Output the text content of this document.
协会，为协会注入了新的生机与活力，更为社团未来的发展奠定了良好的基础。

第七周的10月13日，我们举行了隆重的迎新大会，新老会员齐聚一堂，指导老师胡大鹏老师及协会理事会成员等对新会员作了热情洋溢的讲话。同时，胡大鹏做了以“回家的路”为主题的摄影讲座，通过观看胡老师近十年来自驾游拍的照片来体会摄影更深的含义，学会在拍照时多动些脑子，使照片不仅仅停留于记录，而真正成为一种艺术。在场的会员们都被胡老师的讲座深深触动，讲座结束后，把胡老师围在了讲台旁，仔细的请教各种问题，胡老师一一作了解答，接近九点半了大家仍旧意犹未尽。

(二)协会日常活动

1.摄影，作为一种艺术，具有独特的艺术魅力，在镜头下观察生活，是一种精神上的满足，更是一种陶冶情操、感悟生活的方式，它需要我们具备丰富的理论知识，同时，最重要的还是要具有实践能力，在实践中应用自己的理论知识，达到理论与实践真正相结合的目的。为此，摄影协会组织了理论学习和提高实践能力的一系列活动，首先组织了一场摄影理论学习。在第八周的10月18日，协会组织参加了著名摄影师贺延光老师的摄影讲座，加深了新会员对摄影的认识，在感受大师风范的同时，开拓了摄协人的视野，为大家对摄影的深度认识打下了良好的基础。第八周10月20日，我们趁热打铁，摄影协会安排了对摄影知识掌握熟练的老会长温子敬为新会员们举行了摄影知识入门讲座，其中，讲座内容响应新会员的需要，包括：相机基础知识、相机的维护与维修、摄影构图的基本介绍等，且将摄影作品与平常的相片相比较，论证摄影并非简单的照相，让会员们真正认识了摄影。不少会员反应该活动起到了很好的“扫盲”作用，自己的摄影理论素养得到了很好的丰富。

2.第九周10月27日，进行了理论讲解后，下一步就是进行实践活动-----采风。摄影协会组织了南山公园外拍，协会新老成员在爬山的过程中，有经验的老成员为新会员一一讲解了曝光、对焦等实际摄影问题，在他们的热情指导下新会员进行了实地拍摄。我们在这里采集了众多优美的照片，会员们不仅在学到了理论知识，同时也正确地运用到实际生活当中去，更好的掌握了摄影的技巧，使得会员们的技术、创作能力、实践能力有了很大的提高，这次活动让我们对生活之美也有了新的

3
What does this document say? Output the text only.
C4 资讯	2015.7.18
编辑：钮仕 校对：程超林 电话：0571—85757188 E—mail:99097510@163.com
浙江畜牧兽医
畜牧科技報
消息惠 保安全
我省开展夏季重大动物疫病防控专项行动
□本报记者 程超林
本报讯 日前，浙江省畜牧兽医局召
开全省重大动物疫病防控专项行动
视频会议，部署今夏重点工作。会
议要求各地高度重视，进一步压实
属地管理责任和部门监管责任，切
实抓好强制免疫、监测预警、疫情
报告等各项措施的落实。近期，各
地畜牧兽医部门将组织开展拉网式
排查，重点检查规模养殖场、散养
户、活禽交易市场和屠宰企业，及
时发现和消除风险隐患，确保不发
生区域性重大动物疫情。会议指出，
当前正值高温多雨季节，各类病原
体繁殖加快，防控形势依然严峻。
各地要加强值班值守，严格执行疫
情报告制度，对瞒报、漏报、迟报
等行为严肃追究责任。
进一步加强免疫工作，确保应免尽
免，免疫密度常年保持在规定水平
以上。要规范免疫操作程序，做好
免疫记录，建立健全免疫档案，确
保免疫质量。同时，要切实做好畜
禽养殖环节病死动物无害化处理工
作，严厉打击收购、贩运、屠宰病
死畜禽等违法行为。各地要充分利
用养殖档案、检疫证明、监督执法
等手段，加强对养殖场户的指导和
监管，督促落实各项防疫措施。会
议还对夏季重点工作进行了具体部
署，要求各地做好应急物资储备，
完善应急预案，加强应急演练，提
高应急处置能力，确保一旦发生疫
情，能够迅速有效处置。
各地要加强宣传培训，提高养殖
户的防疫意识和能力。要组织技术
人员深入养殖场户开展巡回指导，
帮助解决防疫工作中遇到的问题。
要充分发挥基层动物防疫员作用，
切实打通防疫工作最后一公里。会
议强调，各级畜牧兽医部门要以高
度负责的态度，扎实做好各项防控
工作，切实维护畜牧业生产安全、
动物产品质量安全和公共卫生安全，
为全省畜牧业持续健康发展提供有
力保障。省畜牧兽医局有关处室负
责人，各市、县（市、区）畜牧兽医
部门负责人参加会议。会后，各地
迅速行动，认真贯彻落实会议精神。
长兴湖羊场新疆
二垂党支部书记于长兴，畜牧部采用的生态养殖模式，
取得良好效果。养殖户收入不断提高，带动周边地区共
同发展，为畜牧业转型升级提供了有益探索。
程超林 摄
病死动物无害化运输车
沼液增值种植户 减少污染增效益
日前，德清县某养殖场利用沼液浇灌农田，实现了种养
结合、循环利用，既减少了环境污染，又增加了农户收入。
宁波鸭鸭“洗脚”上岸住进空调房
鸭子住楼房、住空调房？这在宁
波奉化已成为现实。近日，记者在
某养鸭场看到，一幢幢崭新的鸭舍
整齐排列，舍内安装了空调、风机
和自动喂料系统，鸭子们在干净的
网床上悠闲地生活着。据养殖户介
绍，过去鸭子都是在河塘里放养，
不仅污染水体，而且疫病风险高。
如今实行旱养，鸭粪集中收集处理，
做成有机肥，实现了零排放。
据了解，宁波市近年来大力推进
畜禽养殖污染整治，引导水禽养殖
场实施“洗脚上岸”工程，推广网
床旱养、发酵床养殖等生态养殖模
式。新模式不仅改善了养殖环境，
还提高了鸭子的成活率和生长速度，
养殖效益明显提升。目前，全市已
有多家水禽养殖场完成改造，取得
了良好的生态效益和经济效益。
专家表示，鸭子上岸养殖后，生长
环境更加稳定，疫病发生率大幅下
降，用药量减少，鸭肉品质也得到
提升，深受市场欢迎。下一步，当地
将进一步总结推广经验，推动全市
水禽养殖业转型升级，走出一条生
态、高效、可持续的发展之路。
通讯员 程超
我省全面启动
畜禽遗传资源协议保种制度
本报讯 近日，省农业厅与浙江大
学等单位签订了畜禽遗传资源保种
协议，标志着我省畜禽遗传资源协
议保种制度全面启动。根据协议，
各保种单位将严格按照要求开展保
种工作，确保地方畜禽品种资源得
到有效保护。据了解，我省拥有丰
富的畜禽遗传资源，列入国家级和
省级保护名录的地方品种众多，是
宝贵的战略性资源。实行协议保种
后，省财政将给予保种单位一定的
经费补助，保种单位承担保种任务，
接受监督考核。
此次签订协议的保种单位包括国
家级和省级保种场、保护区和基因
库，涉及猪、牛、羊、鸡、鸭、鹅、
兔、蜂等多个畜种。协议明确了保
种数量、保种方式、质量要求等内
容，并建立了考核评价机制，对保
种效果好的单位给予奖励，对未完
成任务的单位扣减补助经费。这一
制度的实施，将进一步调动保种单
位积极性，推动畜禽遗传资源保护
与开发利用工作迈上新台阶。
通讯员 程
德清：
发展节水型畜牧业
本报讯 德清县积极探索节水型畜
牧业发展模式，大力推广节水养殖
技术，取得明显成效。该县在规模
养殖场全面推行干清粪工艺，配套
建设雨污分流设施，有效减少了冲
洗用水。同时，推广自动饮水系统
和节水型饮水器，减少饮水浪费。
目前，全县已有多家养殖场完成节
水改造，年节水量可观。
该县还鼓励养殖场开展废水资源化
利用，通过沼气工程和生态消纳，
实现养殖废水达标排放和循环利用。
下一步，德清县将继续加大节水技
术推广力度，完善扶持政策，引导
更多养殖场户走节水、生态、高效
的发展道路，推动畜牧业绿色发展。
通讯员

#### Problem description
Every line of the records that includes the word "Output" should be gathered.

#### Solution
Output the text content of this document.
What does this document say? Output the text only.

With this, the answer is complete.